#### Your instructions
Put the lines from the start of the items through the line containing "attachment-label: 附件二 xyxy=(92,1232,183,1257)" into a JSON list of strings, one string per line, with blank lines left out.

#### Element region lists
+ + + + +
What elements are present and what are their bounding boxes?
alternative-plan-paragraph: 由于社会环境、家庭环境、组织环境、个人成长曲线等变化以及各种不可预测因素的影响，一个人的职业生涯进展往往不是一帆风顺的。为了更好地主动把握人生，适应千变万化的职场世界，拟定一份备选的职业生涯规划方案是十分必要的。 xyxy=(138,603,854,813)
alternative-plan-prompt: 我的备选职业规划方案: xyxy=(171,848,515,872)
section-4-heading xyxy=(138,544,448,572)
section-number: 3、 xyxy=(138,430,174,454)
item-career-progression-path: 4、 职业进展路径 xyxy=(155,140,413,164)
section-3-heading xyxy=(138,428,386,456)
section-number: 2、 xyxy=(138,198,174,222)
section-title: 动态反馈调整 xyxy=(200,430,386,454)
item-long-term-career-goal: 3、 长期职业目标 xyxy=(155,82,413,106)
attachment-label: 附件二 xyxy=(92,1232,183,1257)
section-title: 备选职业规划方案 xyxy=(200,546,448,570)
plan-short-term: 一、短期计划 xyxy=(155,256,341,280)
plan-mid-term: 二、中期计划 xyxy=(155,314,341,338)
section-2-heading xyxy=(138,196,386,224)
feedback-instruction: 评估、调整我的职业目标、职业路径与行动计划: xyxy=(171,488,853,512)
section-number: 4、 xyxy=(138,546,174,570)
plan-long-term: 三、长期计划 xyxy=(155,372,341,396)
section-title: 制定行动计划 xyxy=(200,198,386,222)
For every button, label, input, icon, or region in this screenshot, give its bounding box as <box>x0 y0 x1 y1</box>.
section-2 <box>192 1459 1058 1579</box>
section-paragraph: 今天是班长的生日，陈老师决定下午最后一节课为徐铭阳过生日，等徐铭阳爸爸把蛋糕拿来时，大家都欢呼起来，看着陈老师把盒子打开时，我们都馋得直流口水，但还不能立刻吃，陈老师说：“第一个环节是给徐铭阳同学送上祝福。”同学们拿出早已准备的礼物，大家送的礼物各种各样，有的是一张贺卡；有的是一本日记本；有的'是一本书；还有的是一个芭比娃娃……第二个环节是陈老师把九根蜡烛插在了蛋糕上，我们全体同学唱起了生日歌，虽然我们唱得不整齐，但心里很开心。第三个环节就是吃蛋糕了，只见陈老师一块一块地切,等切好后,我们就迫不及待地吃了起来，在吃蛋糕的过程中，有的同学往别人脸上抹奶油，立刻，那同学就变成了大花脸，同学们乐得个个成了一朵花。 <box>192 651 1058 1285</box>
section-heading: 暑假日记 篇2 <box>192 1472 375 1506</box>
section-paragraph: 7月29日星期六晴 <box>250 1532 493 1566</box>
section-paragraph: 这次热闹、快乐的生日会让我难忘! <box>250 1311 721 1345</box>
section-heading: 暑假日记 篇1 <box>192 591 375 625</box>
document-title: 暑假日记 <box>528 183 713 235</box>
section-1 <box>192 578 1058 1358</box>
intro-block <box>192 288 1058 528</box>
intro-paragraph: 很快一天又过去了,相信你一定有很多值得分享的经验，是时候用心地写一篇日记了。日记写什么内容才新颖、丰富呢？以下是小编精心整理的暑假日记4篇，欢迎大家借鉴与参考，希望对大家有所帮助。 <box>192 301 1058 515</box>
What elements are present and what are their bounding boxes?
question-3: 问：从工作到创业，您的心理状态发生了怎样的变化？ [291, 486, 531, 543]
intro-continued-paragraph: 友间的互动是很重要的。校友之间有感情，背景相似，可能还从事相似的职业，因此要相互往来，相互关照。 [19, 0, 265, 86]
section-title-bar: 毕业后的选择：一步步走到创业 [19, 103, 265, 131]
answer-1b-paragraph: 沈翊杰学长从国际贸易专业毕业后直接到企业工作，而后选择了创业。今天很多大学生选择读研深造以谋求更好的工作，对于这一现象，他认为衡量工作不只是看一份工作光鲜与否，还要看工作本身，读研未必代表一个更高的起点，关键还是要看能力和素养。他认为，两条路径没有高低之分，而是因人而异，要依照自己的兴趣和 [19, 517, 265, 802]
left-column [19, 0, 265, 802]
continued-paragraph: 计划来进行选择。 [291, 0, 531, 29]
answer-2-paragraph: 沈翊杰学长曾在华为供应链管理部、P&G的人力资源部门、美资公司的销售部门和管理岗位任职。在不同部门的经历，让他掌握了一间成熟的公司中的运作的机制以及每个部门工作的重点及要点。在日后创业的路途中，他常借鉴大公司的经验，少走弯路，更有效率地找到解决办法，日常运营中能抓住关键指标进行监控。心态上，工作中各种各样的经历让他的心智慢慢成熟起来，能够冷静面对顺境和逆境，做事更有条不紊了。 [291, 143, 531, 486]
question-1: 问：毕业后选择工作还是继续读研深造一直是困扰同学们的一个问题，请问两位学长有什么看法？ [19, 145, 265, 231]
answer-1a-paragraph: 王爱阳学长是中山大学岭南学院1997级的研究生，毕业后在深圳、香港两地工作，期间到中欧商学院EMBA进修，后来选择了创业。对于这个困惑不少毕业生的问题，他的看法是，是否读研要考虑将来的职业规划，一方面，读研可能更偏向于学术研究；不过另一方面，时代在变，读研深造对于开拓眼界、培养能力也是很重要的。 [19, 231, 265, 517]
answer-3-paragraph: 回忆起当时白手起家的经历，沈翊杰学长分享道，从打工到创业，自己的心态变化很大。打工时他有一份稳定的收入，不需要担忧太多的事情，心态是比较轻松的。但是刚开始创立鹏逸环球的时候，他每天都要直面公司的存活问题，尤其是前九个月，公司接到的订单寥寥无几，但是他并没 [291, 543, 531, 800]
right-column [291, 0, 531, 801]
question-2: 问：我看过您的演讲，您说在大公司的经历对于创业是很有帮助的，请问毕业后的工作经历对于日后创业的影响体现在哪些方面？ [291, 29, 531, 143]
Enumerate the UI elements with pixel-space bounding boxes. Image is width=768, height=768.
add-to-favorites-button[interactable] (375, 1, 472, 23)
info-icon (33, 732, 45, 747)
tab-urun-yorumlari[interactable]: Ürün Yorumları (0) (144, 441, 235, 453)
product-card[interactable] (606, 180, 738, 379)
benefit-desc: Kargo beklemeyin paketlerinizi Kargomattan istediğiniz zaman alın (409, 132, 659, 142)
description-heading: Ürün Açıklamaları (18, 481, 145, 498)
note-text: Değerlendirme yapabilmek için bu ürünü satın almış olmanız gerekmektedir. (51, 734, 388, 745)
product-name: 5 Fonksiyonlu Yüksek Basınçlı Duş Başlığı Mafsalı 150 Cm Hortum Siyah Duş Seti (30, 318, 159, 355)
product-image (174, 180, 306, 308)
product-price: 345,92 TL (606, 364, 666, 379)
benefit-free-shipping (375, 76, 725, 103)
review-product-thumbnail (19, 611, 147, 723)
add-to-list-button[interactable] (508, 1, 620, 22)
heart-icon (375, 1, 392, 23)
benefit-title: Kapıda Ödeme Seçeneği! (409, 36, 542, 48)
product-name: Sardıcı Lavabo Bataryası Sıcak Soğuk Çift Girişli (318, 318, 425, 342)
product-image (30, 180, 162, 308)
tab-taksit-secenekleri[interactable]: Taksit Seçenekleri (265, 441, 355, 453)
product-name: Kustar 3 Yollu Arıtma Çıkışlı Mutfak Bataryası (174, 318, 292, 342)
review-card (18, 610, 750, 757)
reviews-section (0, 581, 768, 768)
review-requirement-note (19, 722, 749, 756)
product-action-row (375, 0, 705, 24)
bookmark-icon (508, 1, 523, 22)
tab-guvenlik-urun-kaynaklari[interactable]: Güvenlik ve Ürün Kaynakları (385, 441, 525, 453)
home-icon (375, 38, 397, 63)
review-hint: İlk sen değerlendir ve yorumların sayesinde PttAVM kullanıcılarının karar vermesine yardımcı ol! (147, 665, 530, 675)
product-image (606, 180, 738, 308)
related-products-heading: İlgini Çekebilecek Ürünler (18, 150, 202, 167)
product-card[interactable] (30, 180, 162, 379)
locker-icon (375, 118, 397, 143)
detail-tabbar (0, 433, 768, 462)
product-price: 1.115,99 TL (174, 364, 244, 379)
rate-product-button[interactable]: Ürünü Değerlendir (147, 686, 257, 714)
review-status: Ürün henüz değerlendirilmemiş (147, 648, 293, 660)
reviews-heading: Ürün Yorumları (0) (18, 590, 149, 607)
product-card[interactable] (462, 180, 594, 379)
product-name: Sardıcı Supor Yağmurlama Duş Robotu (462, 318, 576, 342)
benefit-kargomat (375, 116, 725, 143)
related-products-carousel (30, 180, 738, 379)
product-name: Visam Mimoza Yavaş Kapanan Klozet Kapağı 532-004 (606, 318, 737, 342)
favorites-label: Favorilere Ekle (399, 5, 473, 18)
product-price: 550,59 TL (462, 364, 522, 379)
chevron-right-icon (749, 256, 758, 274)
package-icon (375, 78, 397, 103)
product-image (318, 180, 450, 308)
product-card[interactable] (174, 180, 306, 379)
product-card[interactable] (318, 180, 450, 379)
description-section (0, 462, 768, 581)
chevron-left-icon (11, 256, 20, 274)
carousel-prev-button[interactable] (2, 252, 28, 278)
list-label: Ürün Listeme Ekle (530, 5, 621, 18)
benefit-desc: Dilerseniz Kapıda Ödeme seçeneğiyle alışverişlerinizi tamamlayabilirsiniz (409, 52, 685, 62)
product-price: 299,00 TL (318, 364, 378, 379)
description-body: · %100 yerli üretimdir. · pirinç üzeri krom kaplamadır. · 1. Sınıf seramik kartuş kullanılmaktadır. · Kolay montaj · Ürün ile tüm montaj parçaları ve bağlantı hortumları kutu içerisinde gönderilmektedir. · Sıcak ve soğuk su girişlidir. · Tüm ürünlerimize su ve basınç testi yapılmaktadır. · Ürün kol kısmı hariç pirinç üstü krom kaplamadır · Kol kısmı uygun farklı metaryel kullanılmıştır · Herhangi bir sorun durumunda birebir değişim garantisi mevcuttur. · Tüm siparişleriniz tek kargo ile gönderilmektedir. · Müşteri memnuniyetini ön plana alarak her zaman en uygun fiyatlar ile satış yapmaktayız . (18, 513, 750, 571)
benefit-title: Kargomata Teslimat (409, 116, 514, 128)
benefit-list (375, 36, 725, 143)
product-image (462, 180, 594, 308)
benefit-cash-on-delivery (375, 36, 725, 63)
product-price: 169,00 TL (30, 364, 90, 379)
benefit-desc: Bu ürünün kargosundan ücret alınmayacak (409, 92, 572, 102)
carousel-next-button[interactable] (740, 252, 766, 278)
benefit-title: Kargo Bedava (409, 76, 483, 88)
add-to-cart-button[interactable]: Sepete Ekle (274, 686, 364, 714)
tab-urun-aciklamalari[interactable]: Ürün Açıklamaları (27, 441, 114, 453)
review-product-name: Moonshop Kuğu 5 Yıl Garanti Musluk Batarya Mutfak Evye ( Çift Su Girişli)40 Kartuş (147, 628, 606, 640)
+ + + + +
#### Result of this task
[
  "What elements are present and what are their bounding boxes?",
  "alternative-plan-paragraph: 由于社会环境、家庭环境、组织环境、个人成长曲线等变化以及各种不可预测因素的影响，一个人的职业生涯进展往往不是一帆风顺的。为了更好地主动把握人生，适应千变万化的职场世界，拟定一份备选的职业生涯规划方案是十分必要的。 xyxy=(138,603,854,813)",
  "alternative-plan-prompt: 我的备选职业规划方案: xyxy=(171,848,515,872)",
  "section-4-heading xyxy=(138,544,448,572)",
  "section-number: 3、 xyxy=(138,430,174,454)",
  "item-career-progression-path: 4、 职业进展路径 xyxy=(155,140,413,164)",
  "section-3-heading xyxy=(138,428,386,456)",
  "section-number: 2、 xyxy=(138,198,174,222)",
  "section-title: 动态反馈调整 xyxy=(200,430,386,454)",
  "item-long-term-career-goal: 3、 长期职业目标 xyxy=(155,82,413,106)",
  "attachment-label: 附件二 xyxy=(92,1232,183,1257)"
]